__Items from a figure collection__:
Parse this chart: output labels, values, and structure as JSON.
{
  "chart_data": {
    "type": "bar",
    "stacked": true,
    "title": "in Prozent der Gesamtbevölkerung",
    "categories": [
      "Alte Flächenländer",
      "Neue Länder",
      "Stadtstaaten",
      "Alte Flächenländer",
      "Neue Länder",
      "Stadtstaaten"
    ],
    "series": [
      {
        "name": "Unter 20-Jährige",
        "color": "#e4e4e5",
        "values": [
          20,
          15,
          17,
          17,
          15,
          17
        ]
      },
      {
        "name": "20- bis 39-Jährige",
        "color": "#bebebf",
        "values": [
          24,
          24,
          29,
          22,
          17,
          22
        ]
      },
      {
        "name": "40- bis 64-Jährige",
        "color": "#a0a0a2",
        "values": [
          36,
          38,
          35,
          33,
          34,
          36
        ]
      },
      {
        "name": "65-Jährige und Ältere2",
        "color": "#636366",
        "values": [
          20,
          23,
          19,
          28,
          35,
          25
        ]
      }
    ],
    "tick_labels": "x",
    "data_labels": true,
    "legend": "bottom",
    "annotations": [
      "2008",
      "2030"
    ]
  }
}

__Required work__:
All of the records must be retyped exactly as they are.

__Full answer__:
Parse this chart: output labels, values, and structure as JSON.
{
  "chart_data": {
    "type": "bar",
    "stacked": true,
    "title": "in Prozent der Gesamtbevölkerung",
    "categories": [
      "Alte Flächenländer",
      "Neue Länder",
      "Stadtstaaten",
      "Alte Flächenländer",
      "Neue Länder",
      "Stadtstaaten"
    ],
    "series": [
      {
        "name": "Unter 20-Jährige",
        "color": "#e4e4e5",
        "values": [
          20,
          15,
          17,
          17,
          15,
          17
        ]
      },
      {
        "name": "20- bis 39-Jährige",
        "color": "#bebebf",
        "values": [
          24,
          24,
          29,
          22,
          17,
          22
        ]
      },
      {
        "name": "40- bis 64-Jährige",
        "color": "#a0a0a2",
        "values": [
          36,
          38,
          35,
          33,
          34,
          36
        ]
      },
      {
        "name": "65-Jährige und Ältere2",
        "color": "#636366",
        "values": [
          20,
          23,
          19,
          28,
          35,
          25
        ]
      }
    ],
    "tick_labels": "x",
    "data_labels": true,
    "legend": "bottom",
    "annotations": [
      "2008",
      "2030"
    ]
  }
}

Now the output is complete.